/---
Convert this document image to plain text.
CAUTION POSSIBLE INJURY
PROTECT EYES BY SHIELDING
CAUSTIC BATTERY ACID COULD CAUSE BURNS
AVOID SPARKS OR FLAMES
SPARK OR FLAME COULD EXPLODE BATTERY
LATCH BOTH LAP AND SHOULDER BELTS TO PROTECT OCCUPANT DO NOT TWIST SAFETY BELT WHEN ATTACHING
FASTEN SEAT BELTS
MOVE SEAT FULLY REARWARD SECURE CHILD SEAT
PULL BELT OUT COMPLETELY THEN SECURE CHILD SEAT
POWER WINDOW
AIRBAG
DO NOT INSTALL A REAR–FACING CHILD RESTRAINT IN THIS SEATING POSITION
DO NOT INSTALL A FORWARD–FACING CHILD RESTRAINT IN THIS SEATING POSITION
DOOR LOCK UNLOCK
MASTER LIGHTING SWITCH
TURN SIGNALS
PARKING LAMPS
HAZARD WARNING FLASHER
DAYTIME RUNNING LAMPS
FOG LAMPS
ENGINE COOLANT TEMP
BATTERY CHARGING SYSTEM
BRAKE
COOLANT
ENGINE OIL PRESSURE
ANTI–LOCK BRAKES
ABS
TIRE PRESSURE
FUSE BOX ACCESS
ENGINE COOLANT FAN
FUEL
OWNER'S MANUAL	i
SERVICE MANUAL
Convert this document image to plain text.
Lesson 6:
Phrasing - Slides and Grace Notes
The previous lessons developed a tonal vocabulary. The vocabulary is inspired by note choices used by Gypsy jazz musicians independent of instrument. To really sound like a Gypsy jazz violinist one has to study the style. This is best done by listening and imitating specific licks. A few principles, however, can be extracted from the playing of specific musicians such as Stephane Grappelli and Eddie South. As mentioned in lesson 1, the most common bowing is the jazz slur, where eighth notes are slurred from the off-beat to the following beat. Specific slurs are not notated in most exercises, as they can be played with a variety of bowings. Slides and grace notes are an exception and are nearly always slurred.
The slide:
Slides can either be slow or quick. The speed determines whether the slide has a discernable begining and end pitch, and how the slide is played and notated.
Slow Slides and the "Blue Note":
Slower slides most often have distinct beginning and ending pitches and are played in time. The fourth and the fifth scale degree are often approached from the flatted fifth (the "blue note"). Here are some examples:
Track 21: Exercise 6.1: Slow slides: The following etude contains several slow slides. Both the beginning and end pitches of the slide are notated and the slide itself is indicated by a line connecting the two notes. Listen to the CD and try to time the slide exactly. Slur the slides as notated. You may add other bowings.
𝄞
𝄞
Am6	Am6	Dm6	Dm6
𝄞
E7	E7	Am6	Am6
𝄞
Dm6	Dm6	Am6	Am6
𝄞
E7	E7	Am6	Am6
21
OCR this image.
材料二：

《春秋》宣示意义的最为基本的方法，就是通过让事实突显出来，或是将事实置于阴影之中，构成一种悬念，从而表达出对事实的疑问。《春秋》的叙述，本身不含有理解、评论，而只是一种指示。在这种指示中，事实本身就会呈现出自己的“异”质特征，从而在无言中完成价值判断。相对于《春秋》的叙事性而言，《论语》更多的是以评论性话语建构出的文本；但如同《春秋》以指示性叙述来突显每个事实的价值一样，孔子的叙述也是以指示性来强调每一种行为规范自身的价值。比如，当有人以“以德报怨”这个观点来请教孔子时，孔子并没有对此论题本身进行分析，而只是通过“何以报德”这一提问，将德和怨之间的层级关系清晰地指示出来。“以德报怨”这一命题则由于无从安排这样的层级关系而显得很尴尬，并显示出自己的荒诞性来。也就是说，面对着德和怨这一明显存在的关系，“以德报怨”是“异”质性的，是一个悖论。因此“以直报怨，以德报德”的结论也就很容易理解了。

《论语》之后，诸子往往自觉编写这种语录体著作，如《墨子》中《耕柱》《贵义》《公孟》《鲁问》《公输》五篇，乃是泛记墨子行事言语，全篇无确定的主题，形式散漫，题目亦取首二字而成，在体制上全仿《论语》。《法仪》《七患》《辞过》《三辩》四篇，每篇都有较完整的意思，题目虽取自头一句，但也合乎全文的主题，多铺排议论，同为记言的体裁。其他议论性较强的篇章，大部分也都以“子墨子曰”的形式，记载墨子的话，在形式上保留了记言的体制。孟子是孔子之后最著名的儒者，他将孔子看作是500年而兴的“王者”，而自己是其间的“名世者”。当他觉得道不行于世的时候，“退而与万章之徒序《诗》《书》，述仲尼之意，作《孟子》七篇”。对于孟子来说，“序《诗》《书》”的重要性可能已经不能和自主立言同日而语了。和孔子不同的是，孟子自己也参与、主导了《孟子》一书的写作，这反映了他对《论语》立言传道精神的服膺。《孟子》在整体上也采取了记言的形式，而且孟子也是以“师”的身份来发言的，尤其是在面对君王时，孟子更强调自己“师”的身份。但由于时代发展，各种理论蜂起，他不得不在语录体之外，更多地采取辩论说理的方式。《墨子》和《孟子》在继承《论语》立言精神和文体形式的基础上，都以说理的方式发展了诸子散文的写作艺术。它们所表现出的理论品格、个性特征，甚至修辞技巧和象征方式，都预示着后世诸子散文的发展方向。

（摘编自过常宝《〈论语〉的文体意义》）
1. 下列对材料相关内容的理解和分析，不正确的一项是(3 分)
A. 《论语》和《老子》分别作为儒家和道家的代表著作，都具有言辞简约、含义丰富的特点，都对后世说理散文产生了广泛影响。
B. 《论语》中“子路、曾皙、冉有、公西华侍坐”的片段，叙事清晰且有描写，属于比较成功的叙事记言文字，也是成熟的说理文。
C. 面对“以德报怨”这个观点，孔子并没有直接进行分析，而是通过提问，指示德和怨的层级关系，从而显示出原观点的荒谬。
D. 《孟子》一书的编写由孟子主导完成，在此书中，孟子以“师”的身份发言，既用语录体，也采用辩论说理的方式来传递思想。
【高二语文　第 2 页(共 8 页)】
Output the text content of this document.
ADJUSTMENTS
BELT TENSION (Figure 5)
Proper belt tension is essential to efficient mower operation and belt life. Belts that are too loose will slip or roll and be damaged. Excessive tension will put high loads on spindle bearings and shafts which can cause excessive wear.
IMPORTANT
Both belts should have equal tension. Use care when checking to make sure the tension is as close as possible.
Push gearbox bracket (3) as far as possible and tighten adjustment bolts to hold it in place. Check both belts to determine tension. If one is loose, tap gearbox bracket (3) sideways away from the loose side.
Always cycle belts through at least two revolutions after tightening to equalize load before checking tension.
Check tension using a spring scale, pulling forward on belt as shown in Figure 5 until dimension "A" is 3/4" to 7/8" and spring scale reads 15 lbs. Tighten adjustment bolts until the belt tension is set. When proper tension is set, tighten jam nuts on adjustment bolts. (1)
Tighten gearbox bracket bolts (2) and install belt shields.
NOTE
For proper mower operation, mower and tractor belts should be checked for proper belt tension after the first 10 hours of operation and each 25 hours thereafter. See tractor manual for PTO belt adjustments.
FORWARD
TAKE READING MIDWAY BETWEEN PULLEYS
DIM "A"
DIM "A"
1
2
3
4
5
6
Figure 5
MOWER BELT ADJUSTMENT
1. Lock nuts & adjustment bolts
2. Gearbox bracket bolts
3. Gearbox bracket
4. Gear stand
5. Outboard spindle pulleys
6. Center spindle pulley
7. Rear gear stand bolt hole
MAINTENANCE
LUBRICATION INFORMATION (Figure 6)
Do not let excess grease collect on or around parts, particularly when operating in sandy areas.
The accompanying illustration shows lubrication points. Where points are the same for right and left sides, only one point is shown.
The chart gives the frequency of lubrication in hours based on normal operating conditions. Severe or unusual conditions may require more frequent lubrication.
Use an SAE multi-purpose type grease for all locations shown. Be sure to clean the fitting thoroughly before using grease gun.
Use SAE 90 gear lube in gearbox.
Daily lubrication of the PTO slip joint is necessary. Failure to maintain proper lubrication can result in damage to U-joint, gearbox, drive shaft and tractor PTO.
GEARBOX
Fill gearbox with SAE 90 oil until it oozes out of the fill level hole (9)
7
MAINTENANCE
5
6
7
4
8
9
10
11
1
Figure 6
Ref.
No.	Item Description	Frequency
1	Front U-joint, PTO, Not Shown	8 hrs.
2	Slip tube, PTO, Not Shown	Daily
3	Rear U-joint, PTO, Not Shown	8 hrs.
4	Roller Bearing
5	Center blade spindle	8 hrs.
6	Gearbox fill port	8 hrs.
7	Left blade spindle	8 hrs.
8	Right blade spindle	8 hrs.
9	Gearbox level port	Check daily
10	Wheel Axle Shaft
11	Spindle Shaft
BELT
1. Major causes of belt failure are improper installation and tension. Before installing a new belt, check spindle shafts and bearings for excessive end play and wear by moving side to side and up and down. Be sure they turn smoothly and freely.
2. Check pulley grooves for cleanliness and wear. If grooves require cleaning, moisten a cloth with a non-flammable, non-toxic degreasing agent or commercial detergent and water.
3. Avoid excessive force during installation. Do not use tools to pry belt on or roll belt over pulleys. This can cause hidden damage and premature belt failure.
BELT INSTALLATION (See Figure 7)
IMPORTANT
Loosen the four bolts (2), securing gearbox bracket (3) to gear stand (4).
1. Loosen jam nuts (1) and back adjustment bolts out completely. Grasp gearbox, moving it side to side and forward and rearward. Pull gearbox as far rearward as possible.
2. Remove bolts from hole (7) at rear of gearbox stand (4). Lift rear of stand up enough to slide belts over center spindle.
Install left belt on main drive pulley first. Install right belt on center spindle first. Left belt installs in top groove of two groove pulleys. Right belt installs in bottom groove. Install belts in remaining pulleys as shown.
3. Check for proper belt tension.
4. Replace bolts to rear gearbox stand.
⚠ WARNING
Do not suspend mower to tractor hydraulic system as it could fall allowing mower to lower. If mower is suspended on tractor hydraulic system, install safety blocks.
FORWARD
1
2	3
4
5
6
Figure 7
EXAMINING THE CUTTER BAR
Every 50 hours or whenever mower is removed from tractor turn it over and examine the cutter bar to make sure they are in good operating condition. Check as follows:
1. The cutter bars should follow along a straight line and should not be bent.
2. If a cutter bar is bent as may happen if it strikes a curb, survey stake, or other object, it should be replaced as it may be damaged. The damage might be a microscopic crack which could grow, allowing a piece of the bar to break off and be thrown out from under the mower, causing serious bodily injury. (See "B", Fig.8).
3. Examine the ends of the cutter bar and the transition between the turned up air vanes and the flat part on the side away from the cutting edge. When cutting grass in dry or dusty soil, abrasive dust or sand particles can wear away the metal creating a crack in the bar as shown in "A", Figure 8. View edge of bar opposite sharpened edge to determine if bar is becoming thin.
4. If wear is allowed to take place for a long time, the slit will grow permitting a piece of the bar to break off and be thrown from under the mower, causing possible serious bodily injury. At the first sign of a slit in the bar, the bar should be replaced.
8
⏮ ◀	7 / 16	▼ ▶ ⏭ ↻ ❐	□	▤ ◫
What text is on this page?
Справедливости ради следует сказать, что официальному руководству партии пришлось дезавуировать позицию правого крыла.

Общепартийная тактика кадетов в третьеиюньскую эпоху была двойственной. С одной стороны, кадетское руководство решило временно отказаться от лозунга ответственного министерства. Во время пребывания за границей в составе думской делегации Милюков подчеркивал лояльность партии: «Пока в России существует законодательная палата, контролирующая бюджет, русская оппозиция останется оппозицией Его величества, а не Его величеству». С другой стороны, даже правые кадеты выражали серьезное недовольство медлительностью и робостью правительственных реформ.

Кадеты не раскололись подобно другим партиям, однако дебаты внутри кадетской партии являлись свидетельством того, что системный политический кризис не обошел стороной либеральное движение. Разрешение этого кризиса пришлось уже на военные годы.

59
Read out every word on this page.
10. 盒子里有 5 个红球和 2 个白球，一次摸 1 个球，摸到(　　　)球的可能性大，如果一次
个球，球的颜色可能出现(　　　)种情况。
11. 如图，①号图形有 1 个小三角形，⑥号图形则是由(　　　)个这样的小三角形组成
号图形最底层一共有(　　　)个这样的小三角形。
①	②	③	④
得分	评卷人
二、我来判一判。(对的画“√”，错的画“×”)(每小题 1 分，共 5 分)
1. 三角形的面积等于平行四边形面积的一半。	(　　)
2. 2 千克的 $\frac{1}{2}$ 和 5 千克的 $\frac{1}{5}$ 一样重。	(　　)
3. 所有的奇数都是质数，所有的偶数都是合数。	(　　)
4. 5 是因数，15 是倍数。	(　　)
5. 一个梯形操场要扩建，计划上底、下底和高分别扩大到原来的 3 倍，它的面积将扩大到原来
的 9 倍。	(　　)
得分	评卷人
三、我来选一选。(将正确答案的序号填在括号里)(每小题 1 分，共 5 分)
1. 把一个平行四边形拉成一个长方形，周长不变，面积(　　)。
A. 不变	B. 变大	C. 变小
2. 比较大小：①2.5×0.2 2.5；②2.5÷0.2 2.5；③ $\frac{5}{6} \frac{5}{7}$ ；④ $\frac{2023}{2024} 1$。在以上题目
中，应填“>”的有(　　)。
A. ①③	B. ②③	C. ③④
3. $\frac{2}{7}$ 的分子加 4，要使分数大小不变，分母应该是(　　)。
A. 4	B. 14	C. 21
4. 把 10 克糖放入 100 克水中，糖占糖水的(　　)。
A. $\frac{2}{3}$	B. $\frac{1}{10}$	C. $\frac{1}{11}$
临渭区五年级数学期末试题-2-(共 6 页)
\---
TO DO
For the data above, state only how many lines include the word "checking".

RESULT OF THIS TASK
2